Set tasks.
1. Transcribe the passage of the forum thread about a newly adopted cockatiel that wasn't eating, from "I would call" up to and including "for too long.".
2. Go on with the forum thread about a newly adopted cockatiel that wasn't eating, starting after its last line.

I would call the breeder back if he continues not eating, its quite common for some newly weaned tiels to regress with there eating when they go to there new homes, its a lot of stress for them moving from the only home they knew.


----------



## Plukie (Aug 26, 2007)

I agree with the others about the feeding. As for the quick flick of the head, tiels will do that when there are noises that they aren't used to. I think he is just settling in, but don't leave the feeding problem for too long.


----------



## Ozzie's mum (Jul 11, 2008)

I put the food and water bowls on the floor of ozzie's cage when we bought him home, it only took a few days to figure out where the proper food pots were. I hope he starts eating soon.


----------



## peacefrog (Jul 12, 2008)

*baby tiel finally eating/drinking*

Thank you all for good advice- the breeder left for vacation. Dudley has started intake by me holding the food & has warmed up great! I am amazed at how intelligent & friendly an 8 week old tiel in a brand new home can be- this is gonna be a fun ride!


----------



## SisterBlue (Jun 17, 2008)

Extracted data.
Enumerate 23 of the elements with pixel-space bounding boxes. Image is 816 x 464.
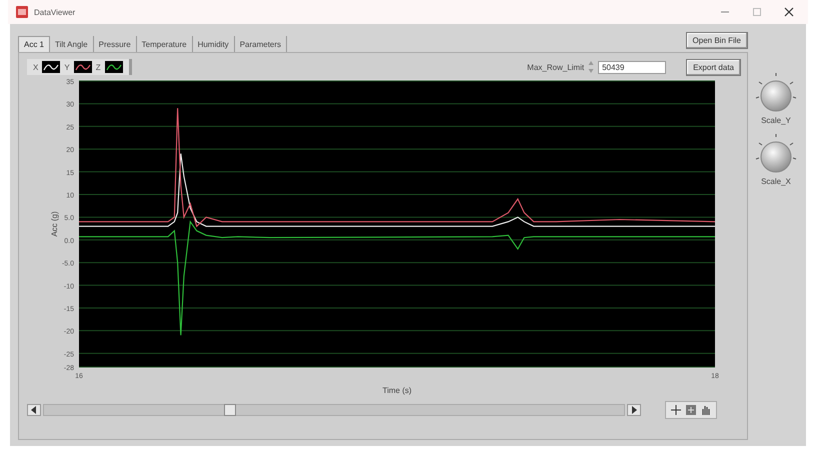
max-row-limit-field[interactable]: 50439 <box>598 60 666 74</box>
legend-label: X <box>33 62 38 72</box>
legend-label: Y <box>64 62 70 72</box>
x-axis-title: Time (s) <box>382 386 412 395</box>
export-data-button[interactable]: Export data <box>686 58 741 76</box>
open-file-button[interactable]: Open Bin File <box>686 32 748 49</box>
y-axis-title: Acc (g) <box>50 211 59 237</box>
scroll-left-button[interactable] <box>27 404 41 416</box>
crosshair-icon[interactable] <box>670 404 682 416</box>
field-label: Max_Row_Limit <box>527 62 584 72</box>
knob-label: Scale_X <box>761 177 791 186</box>
window-title: DataViewer <box>34 8 76 16</box>
legend-label: Z <box>96 62 101 72</box>
scroll-right-button[interactable] <box>627 404 641 416</box>
knob-label: Scale_Y <box>761 116 791 125</box>
tab[interactable]: Acc 1 <box>18 36 50 52</box>
right-arrow-icon <box>631 406 637 414</box>
app-icon <box>16 6 28 18</box>
scrollbar-thumb[interactable] <box>224 404 236 416</box>
zoom-icon[interactable] <box>685 404 697 416</box>
close-icon[interactable] <box>784 7 794 17</box>
scrollbar-track[interactable] <box>43 404 625 416</box>
left-arrow-icon <box>31 406 37 414</box>
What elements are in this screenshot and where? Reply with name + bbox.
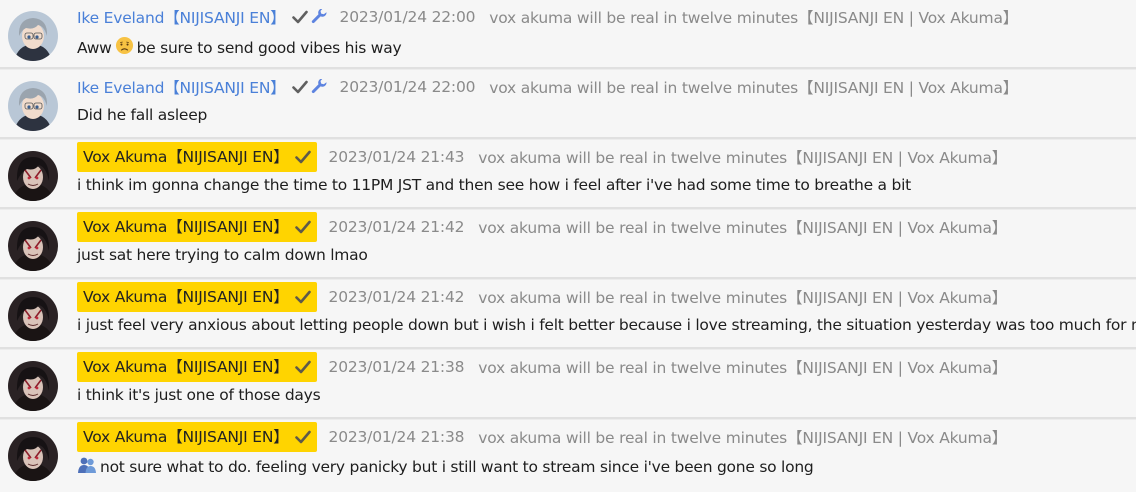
- message-timestamp: 2023/01/24 22:00: [339, 78, 476, 96]
- stream-source[interactable]: vox akuma will be real in twelve minutes…: [489, 76, 1018, 98]
- author-name-owner[interactable]: Vox Akuma【NIJISANJI EN】: [77, 142, 317, 172]
- message-text: i just feel very anxious about letting p…: [77, 316, 1136, 334]
- message-text: Did he fall asleep: [77, 106, 208, 124]
- chat-message-row: Vox Akuma【NIJISANJI EN】 2023/01/24 21:38…: [0, 420, 1136, 492]
- stream-source[interactable]: vox akuma will be real in twelve minutes…: [489, 6, 1018, 28]
- vox-avatar[interactable]: [8, 361, 58, 411]
- message-text: just sat here trying to calm down lmao: [77, 246, 368, 264]
- message-timestamp: 2023/01/24 21:43: [328, 148, 465, 166]
- wrench-moderator-icon: [311, 8, 328, 26]
- message-text: i think im gonna change the time to 11PM…: [77, 176, 911, 194]
- verified-check-icon: [294, 290, 311, 304]
- chat-log: Ike Eveland【NIJISANJI EN】 2023/01/24 22:…: [0, 0, 1136, 492]
- disappointed-face-emoji: [115, 36, 134, 59]
- author-name[interactable]: Ike Eveland【NIJISANJI EN】: [77, 76, 286, 98]
- stream-source[interactable]: vox akuma will be real in twelve minutes…: [478, 286, 1007, 308]
- author-name[interactable]: Ike Eveland【NIJISANJI EN】: [77, 6, 286, 28]
- message-text: i think it's just one of those days: [77, 386, 321, 404]
- wrench-moderator-icon: [311, 78, 328, 96]
- stream-source[interactable]: vox akuma will be real in twelve minutes…: [478, 216, 1007, 238]
- vox-avatar[interactable]: [8, 221, 58, 271]
- chat-message-row: Vox Akuma【NIJISANJI EN】 2023/01/24 21:38…: [0, 350, 1136, 419]
- message-timestamp: 2023/01/24 21:38: [328, 428, 465, 446]
- verified-check-icon: [294, 150, 311, 164]
- vox-avatar[interactable]: [8, 431, 58, 481]
- message-timestamp: 2023/01/24 21:38: [328, 358, 465, 376]
- vox-avatar[interactable]: [8, 291, 58, 341]
- chat-message-row: Vox Akuma【NIJISANJI EN】 2023/01/24 21:43…: [0, 140, 1136, 209]
- verified-check-icon: [294, 430, 311, 444]
- stream-source[interactable]: vox akuma will be real in twelve minutes…: [478, 426, 1007, 448]
- message-text: not sure what to do. feeling very panick…: [77, 456, 814, 478]
- author-name-owner[interactable]: Vox Akuma【NIJISANJI EN】: [77, 352, 317, 382]
- ike-avatar[interactable]: [8, 81, 58, 131]
- stream-source[interactable]: vox akuma will be real in twelve minutes…: [478, 146, 1007, 168]
- chat-message-row: Ike Eveland【NIJISANJI EN】 2023/01/24 22:…: [0, 70, 1136, 139]
- verified-check-icon: [294, 220, 311, 234]
- verified-check-icon: [294, 360, 311, 374]
- people-hugging-emoji: [77, 456, 97, 478]
- author-name-owner[interactable]: Vox Akuma【NIJISANJI EN】: [77, 422, 317, 452]
- verified-check-icon: [291, 80, 308, 94]
- message-timestamp: 2023/01/24 21:42: [328, 218, 465, 236]
- message-timestamp: 2023/01/24 22:00: [339, 8, 476, 26]
- author-name-owner[interactable]: Vox Akuma【NIJISANJI EN】: [77, 282, 317, 312]
- message-timestamp: 2023/01/24 21:42: [328, 288, 465, 306]
- chat-message-row: Vox Akuma【NIJISANJI EN】 2023/01/24 21:42…: [0, 210, 1136, 279]
- vox-avatar[interactable]: [8, 151, 58, 201]
- message-text: Aww be sure to send good vibes his way: [77, 36, 402, 59]
- verified-check-icon: [291, 10, 308, 24]
- chat-message-row: Ike Eveland【NIJISANJI EN】 2023/01/24 22:…: [0, 0, 1136, 69]
- ike-avatar[interactable]: [8, 11, 58, 61]
- chat-message-row: Vox Akuma【NIJISANJI EN】 2023/01/24 21:42…: [0, 280, 1136, 349]
- stream-source[interactable]: vox akuma will be real in twelve minutes…: [478, 356, 1007, 378]
- author-name-owner[interactable]: Vox Akuma【NIJISANJI EN】: [77, 212, 317, 242]
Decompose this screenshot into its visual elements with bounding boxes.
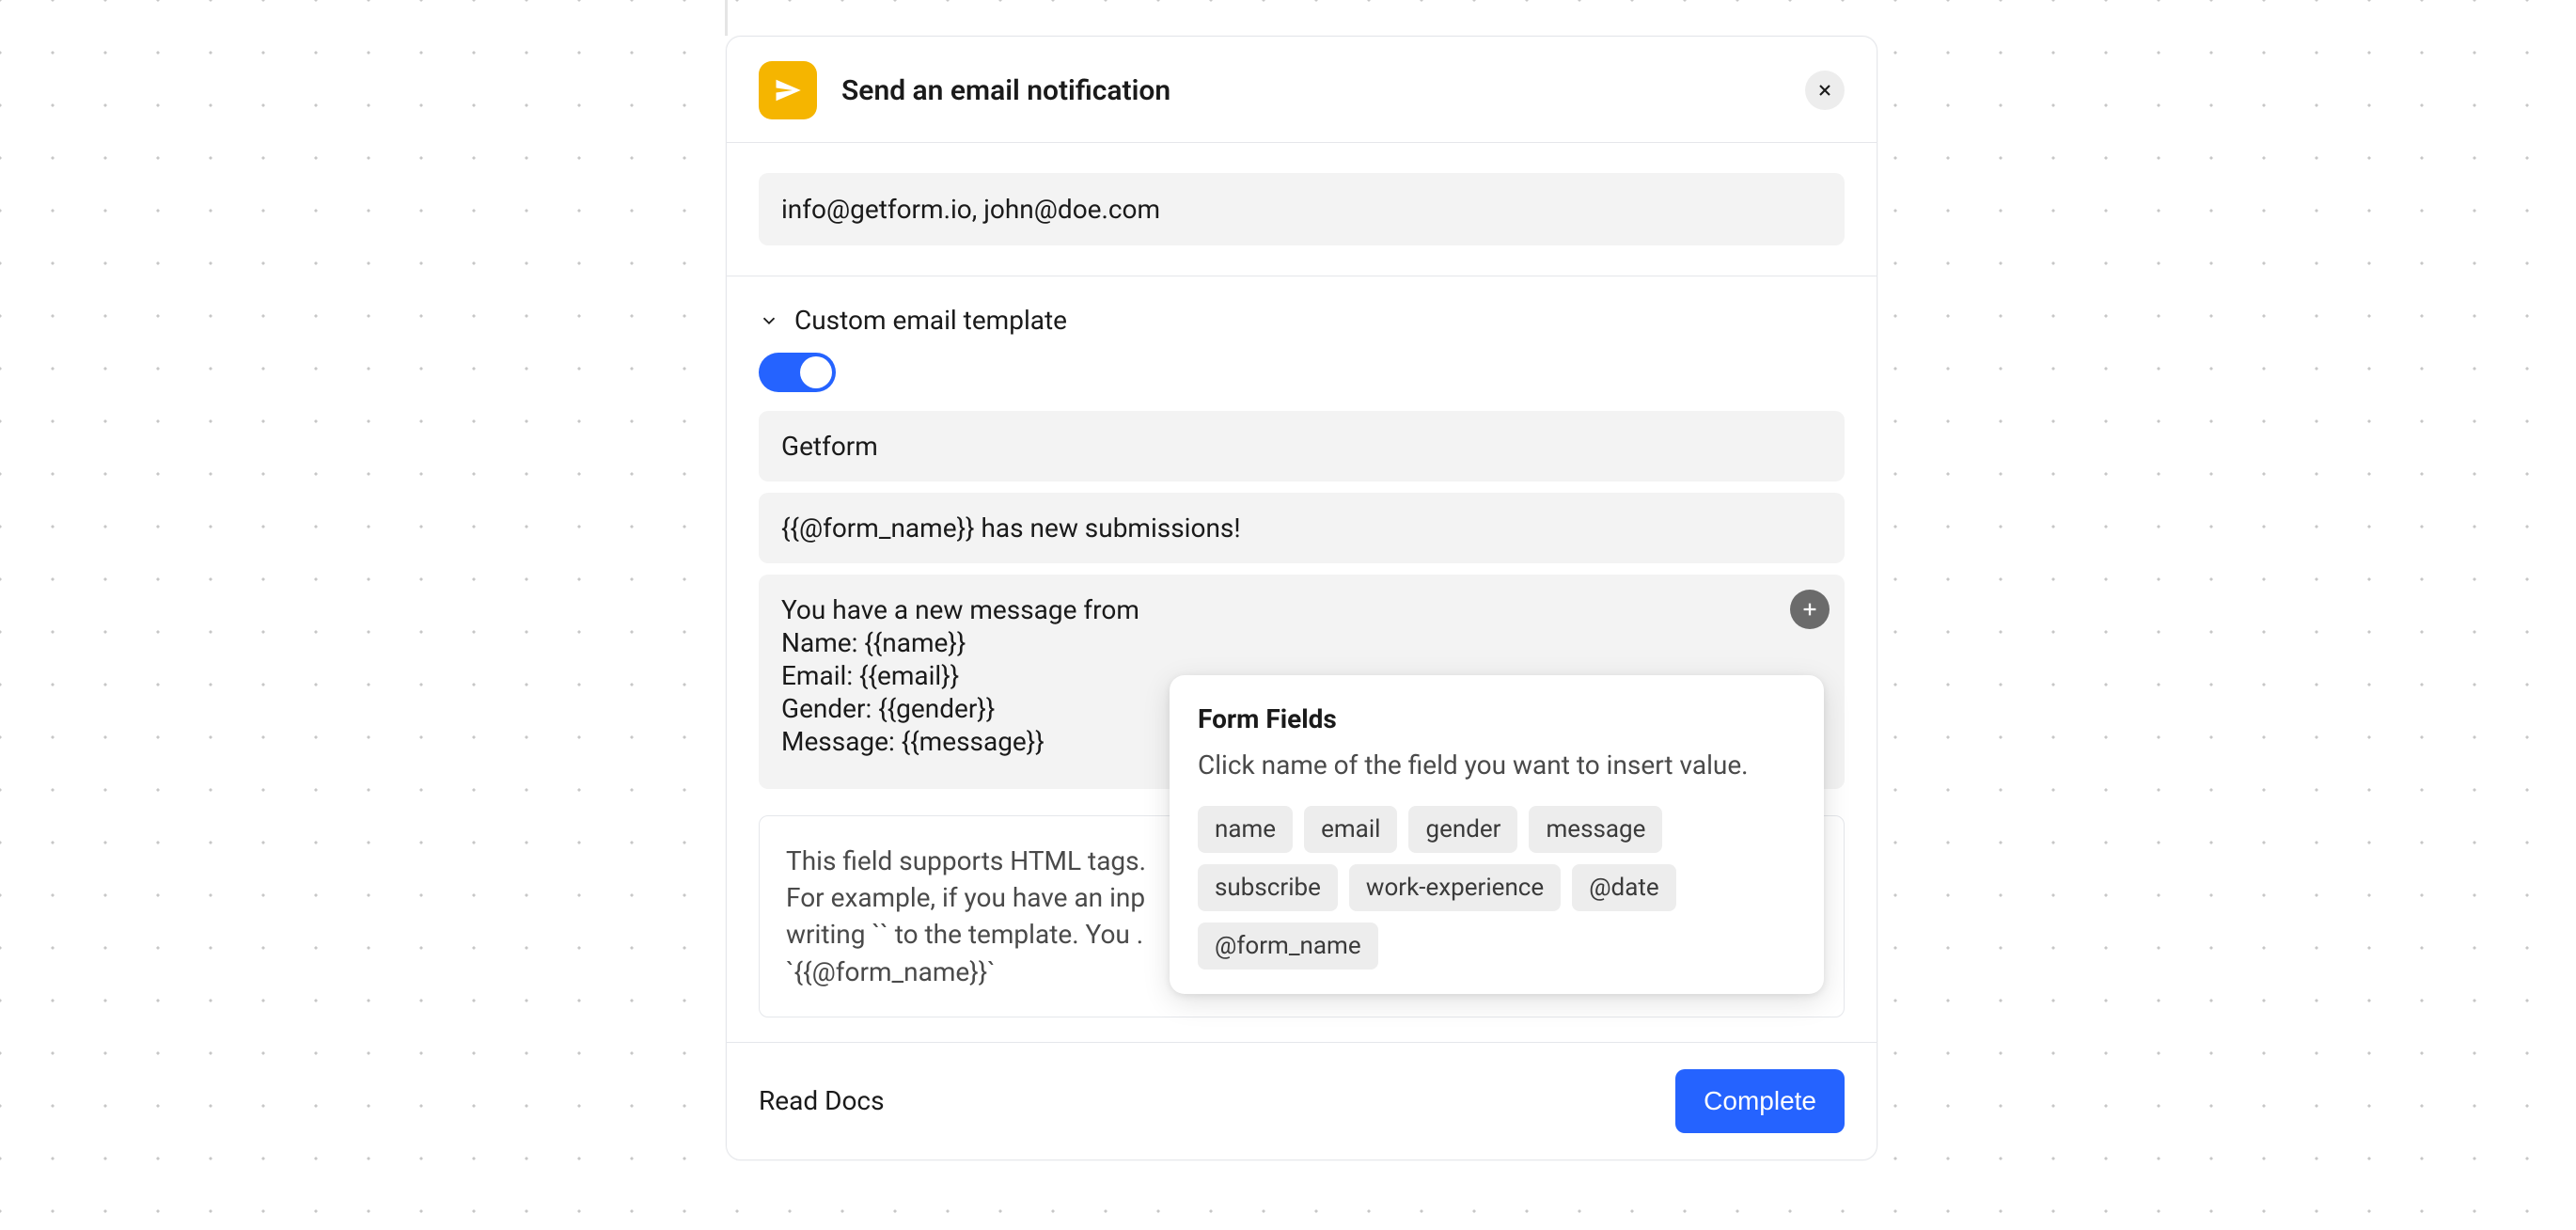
- send-icon: [759, 61, 817, 119]
- plus-icon: [1799, 599, 1820, 620]
- complete-button[interactable]: Complete: [1675, 1069, 1845, 1133]
- template-section-label: Custom email template: [794, 305, 1067, 336]
- field-chip[interactable]: message: [1529, 806, 1662, 853]
- close-button[interactable]: [1805, 71, 1845, 110]
- modal-footer: Read Docs Complete: [727, 1042, 1877, 1159]
- toggle-knob: [800, 356, 832, 388]
- chevron-down-icon: [759, 310, 779, 331]
- popover-description: Click name of the field you want to inse…: [1198, 748, 1796, 783]
- field-chip[interactable]: gender: [1408, 806, 1517, 853]
- field-chip-list: name email gender message subscribe work…: [1198, 806, 1796, 970]
- field-chip[interactable]: name: [1198, 806, 1293, 853]
- template-header-row[interactable]: Custom email template: [759, 305, 1845, 336]
- field-chip[interactable]: work-experience: [1349, 864, 1561, 911]
- close-icon: [1815, 81, 1834, 100]
- subject-input[interactable]: [759, 493, 1845, 563]
- popover-title: Form Fields: [1198, 703, 1796, 734]
- custom-template-toggle[interactable]: [759, 353, 836, 392]
- field-chip[interactable]: subscribe: [1198, 864, 1338, 911]
- field-chip[interactable]: email: [1304, 806, 1397, 853]
- recipients-input[interactable]: [759, 173, 1845, 245]
- modal-header: Send an email notification: [727, 37, 1877, 143]
- field-chip[interactable]: @date: [1572, 864, 1675, 911]
- connector-line: [725, 0, 728, 36]
- modal-title: Send an email notification: [841, 74, 1805, 107]
- insert-field-button[interactable]: [1790, 590, 1830, 629]
- field-chip[interactable]: @form_name: [1198, 922, 1378, 970]
- form-fields-popover: Form Fields Click name of the field you …: [1170, 675, 1824, 994]
- read-docs-link[interactable]: Read Docs: [759, 1085, 885, 1116]
- from-name-input[interactable]: [759, 411, 1845, 481]
- recipients-section: [727, 143, 1877, 276]
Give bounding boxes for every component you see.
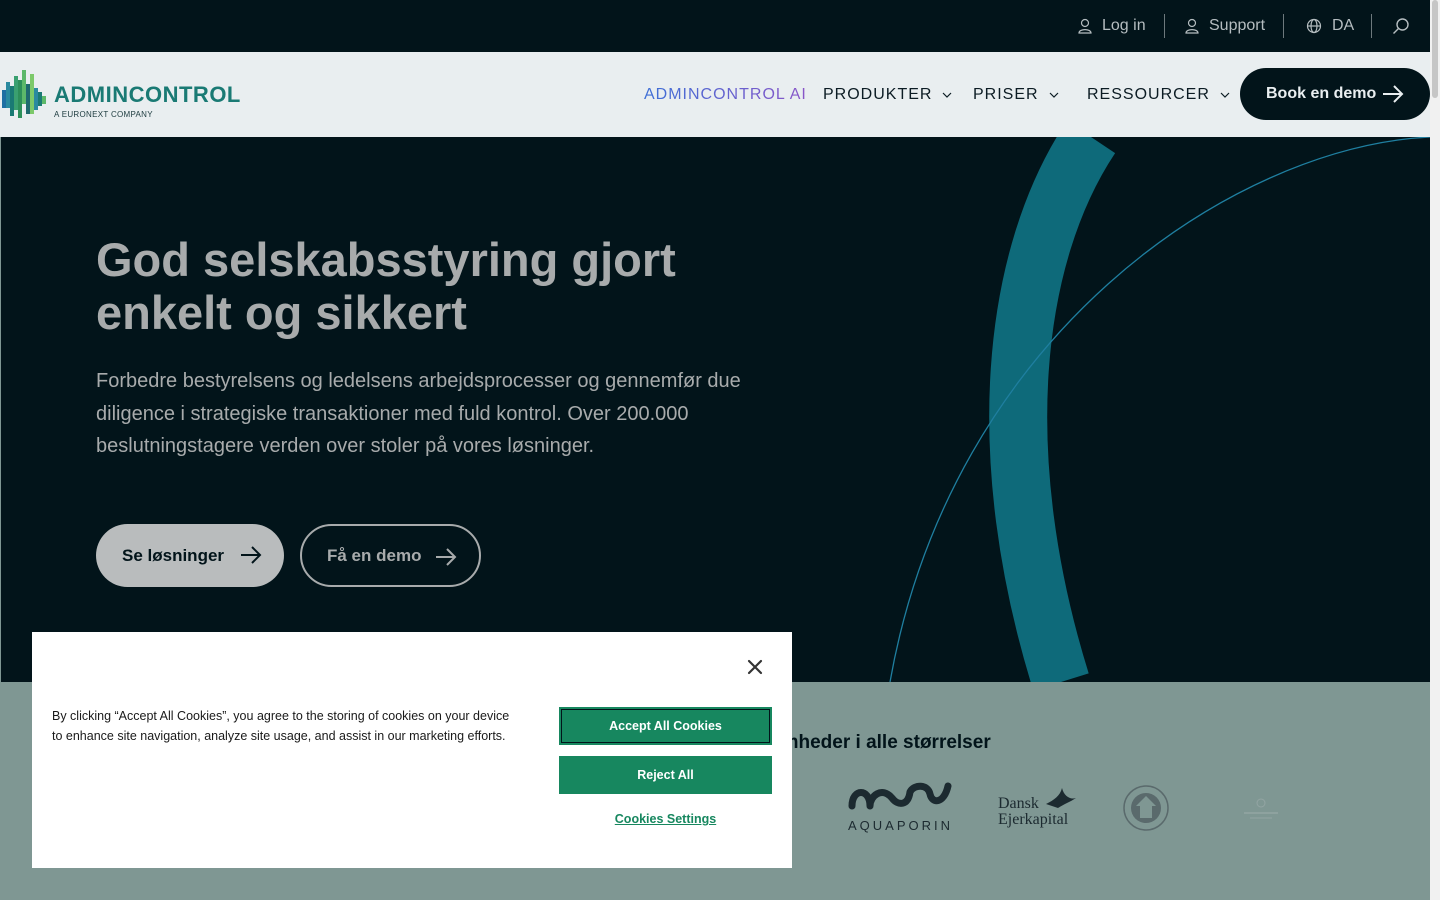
search-icon [1393,18,1409,34]
seal-logo [1122,784,1170,832]
bird-icon [1046,788,1076,808]
close-button[interactable] [744,656,766,678]
accept-all-cookies-button[interactable]: Accept All Cookies [559,707,772,745]
aquaporin-mark [848,782,952,810]
nav-label: PRODUKTER [823,85,933,103]
login-label: Log in [1102,17,1146,34]
logo-mark [2,70,46,118]
user-icon [1078,18,1092,34]
support-link[interactable]: Support [1185,0,1265,52]
book-demo-button[interactable]: Book en demo [1240,68,1430,120]
reject-label: Reject All [637,768,694,782]
aquaporin-wordmark: AQUAPORIN [848,818,954,833]
reject-all-button[interactable]: Reject All [559,756,772,794]
login-link[interactable]: Log in [1078,0,1146,52]
cookie-message: By clicking “Accept All Cookies”, you ag… [52,709,510,743]
user-icon [1185,18,1199,34]
cookie-banner: By clicking “Accept All Cookies”, you ag… [32,632,792,868]
language-selector[interactable]: DA [1306,0,1354,52]
hero-description: Forbedre bestyrelsens og ledelsens arbej… [96,370,741,457]
logo-wordmark: ADMINCONTROL [54,82,241,107]
globe-icon [1306,18,1322,34]
hero-title: God selskabsstyring gjort enkelt og sikk… [96,233,676,339]
faint-mark [1244,798,1278,819]
nav-label: ADMINCONTROL AI [644,85,807,103]
nav-produkter[interactable]: PRODUKTER [823,52,952,137]
divider [1164,14,1165,38]
search-button[interactable] [1392,0,1420,52]
divider [1371,14,1372,38]
chevron-down-icon [1049,92,1059,98]
chevron-down-icon [1220,92,1230,98]
dansk-ejerkapital-logo: Dansk Ejerkapital [998,786,1078,832]
dansk-ejerkapital-line2: Ejerkapital [998,811,1069,828]
nav-admincontrol-ai[interactable]: ADMINCONTROL AI [644,52,807,137]
page-scrollbar[interactable] [1430,0,1440,900]
language-label: DA [1332,17,1355,34]
arrow-right-icon [1383,85,1404,103]
nav-ressourcer[interactable]: RESSOURCER [1087,52,1230,137]
see-solutions-button[interactable]: Se løsninger [96,524,284,587]
utility-bar: Log in Support DA [0,0,1440,52]
get-demo-button[interactable]: Få en demo [300,524,481,587]
nav-priser[interactable]: PRISER [973,52,1059,137]
logo-tagline: A EURONEXT COMPANY [54,110,153,119]
seal-icon [1123,785,1169,831]
faint-logo [1240,796,1282,824]
nav-label: RESSOURCER [1087,85,1210,103]
chevron-down-icon [943,92,952,98]
divider [1283,14,1284,38]
admincontrol-logo[interactable]: ADMINCONTROL A EURONEXT COMPANY [2,68,240,124]
arrow-right-icon [436,548,457,566]
dansk-ejerkapital-line1: Dansk [998,795,1039,812]
scrollbar-thumb[interactable] [1432,0,1438,98]
clients-title: omheder i alle størrelser [770,732,991,753]
see-solutions-label: Se løsninger [122,545,225,565]
cookies-settings-link[interactable]: Cookies Settings [559,812,772,826]
accept-label: Accept All Cookies [609,719,722,733]
main-header: ADMINCONTROL A EURONEXT COMPANY ADMINCON… [0,52,1430,137]
arrow-right-icon [241,546,262,564]
close-icon [747,659,763,675]
book-demo-label: Book en demo [1266,85,1377,102]
get-demo-label: Få en demo [327,545,422,565]
nav-label: PRISER [973,85,1039,103]
support-label: Support [1209,17,1266,34]
aquaporin-logo: AQUAPORIN [848,782,952,834]
hero-section: God selskabsstyring gjort enkelt og sikk… [1,137,1430,682]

Answers to each task.
1.
I would call the breeder back if he continues not eating, its quite common for some newly weaned tiels to regress with there eating when they go to there new homes, its a lot of stress for them moving from the only home they knew.


----------



## Plukie (Aug 26, 2007)

I agree with the others about the feeding. As for the quick flick of the head, tiels will do that when there are noises that they aren't used to. I think he is just settling in, but don't leave the feeding problem for too long.

2.
peacefrog said:


> have u ever seen someone w/ mild 'Turret syndrome'


Just for informational purposes...it's called Tourette Syndrome. Unfortunately, I've been dealing with it all my life. I think it might be neat to have a bird that's "like me"! 

In all seriousness, though, please keep us posted to how he's doing!

-SB


----------



## Bea (Jul 26, 2007)

I'm glad he's starting to eat!  As to the head flick, my guys do that too (some more than others), usually if i talk in a high pitched voice too near to their head.


----------



## yellowbird (Oct 31, 2007)

Hi, mine does the head flick too, I thought it was a problem, but looking at tiels in pet stores I found most do it.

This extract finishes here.